Task details —
Repeat each entry in full, exactly.

- - -

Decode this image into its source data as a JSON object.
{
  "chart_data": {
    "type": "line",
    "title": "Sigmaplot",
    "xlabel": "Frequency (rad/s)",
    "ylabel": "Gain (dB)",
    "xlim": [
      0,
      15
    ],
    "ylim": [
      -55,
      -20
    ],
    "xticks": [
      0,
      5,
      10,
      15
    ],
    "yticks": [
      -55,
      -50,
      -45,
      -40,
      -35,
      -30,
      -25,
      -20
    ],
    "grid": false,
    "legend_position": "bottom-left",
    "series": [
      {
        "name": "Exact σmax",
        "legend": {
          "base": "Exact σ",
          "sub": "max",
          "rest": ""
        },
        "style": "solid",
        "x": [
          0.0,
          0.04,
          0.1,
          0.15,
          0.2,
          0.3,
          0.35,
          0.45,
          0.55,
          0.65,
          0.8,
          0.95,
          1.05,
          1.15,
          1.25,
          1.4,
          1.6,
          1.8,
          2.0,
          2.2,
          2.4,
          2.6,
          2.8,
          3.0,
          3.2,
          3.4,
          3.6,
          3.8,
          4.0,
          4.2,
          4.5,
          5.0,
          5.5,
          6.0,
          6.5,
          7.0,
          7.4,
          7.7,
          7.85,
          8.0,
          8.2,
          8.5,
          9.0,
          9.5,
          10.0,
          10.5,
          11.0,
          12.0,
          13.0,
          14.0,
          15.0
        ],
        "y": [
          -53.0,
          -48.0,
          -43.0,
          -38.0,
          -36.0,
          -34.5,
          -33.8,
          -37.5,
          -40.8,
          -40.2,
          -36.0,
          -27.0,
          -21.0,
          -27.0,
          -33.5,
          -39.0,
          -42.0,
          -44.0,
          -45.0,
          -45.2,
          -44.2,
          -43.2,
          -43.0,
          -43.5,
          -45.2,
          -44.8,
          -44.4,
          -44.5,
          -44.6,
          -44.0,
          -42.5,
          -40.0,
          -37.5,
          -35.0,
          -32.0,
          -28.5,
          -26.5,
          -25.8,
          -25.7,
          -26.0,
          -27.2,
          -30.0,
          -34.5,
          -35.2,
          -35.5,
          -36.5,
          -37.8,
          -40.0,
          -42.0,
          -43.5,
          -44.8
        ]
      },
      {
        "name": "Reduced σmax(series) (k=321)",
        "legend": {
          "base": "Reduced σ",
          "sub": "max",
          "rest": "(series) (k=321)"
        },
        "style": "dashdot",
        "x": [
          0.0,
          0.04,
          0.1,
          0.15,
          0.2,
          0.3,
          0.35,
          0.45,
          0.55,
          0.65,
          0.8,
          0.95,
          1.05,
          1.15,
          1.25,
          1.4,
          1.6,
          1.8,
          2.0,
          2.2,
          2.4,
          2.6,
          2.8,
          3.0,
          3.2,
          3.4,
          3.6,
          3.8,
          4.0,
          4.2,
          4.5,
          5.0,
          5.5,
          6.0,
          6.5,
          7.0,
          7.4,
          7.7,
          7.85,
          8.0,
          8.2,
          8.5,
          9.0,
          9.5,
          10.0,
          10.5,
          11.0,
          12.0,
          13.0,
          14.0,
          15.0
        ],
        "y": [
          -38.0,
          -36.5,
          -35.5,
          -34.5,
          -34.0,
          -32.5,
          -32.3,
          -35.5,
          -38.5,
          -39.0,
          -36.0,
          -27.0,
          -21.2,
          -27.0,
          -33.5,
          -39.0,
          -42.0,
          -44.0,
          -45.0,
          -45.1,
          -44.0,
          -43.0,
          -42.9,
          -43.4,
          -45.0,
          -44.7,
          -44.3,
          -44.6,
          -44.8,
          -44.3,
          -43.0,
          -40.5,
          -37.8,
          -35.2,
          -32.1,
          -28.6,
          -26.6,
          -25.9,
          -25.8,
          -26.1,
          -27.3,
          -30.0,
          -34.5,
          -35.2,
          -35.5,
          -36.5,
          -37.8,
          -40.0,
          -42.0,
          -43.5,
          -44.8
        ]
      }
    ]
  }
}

- - -

Result of this exercise —
Decode this image into its source data as a JSON object.
{
  "chart_data": {
    "type": "line",
    "title": "Sigmaplot",
    "xlabel": "Frequency (rad/s)",
    "ylabel": "Gain (dB)",
    "xlim": [
      0,
      15
    ],
    "ylim": [
      -55,
      -20
    ],
    "xticks": [
      0,
      5,
      10,
      15
    ],
    "yticks": [
      -55,
      -50,
      -45,
      -40,
      -35,
      -30,
      -25,
      -20
    ],
    "grid": false,
    "legend_position": "bottom-left",
    "series": [
      {
        "name": "Exact σmax",
        "legend": {
          "base": "Exact σ",
          "sub": "max",
          "rest": ""
        },
        "style": "solid",
        "x": [
          0.0,
          0.04,
          0.1,
          0.15,
          0.2,
          0.3,
          0.35,
          0.45,
          0.55,
          0.65,
          0.8,
          0.95,
          1.05,
          1.15,
          1.25,
          1.4,
          1.6,
          1.8,
          2.0,
          2.2,
          2.4,
          2.6,
          2.8,
          3.0,
          3.2,
          3.4,
          3.6,
          3.8,
          4.0,
          4.2,
          4.5,
          5.0,
          5.5,
          6.0,
          6.5,
          7.0,
          7.4,
          7.7,
          7.85,
          8.0,
          8.2,
          8.5,
          9.0,
          9.5,
          10.0,
          10.5,
          11.0,
          12.0,
          13.0,
          14.0,
          15.0
        ],
        "y": [
          -53.0,
          -48.0,
          -43.0,
          -38.0,
          -36.0,
          -34.5,
          -33.8,
          -37.5,
          -40.8,
          -40.2,
          -36.0,
          -27.0,
          -21.0,
          -27.0,
          -33.5,
          -39.0,
          -42.0,
          -44.0,
          -45.0,
          -45.2,
          -44.2,
          -43.2,
          -43.0,
          -43.5,
          -45.2,
          -44.8,
          -44.4,
          -44.5,
          -44.6,
          -44.0,
          -42.5,
          -40.0,
          -37.5,
          -35.0,
          -32.0,
          -28.5,
          -26.5,
          -25.8,
          -25.7,
          -26.0,
          -27.2,
          -30.0,
          -34.5,
          -35.2,
          -35.5,
          -36.5,
          -37.8,
          -40.0,
          -42.0,
          -43.5,
          -44.8
        ]
      },
      {
        "name": "Reduced σmax(series) (k=321)",
        "legend": {
          "base": "Reduced σ",
          "sub": "max",
          "rest": "(series) (k=321)"
        },
        "style": "dashdot",
        "x": [
          0.0,
          0.04,
          0.1,
          0.15,
          0.2,
          0.3,
          0.35,
          0.45,
          0.55,
          0.65,
          0.8,
          0.95,
          1.05,
          1.15,
          1.25,
          1.4,
          1.6,
          1.8,
          2.0,
          2.2,
          2.4,
          2.6,
          2.8,
          3.0,
          3.2,
          3.4,
          3.6,
          3.8,
          4.0,
          4.2,
          4.5,
          5.0,
          5.5,
          6.0,
          6.5,
          7.0,
          7.4,
          7.7,
          7.85,
          8.0,
          8.2,
          8.5,
          9.0,
          9.5,
          10.0,
          10.5,
          11.0,
          12.0,
          13.0,
          14.0,
          15.0
        ],
        "y": [
          -38.0,
          -36.5,
          -35.5,
          -34.5,
          -34.0,
          -32.5,
          -32.3,
          -35.5,
          -38.5,
          -39.0,
          -36.0,
          -27.0,
          -21.2,
          -27.0,
          -33.5,
          -39.0,
          -42.0,
          -44.0,
          -45.0,
          -45.1,
          -44.0,
          -43.0,
          -42.9,
          -43.4,
          -45.0,
          -44.7,
          -44.3,
          -44.6,
          -44.8,
          -44.3,
          -43.0,
          -40.5,
          -37.8,
          -35.2,
          -32.1,
          -28.6,
          -26.6,
          -25.9,
          -25.8,
          -26.1,
          -27.3,
          -30.0,
          -34.5,
          -35.2,
          -35.5,
          -36.5,
          -37.8,
          -40.0,
          -42.0,
          -43.5,
          -44.8
        ]
      }
    ]
  }
}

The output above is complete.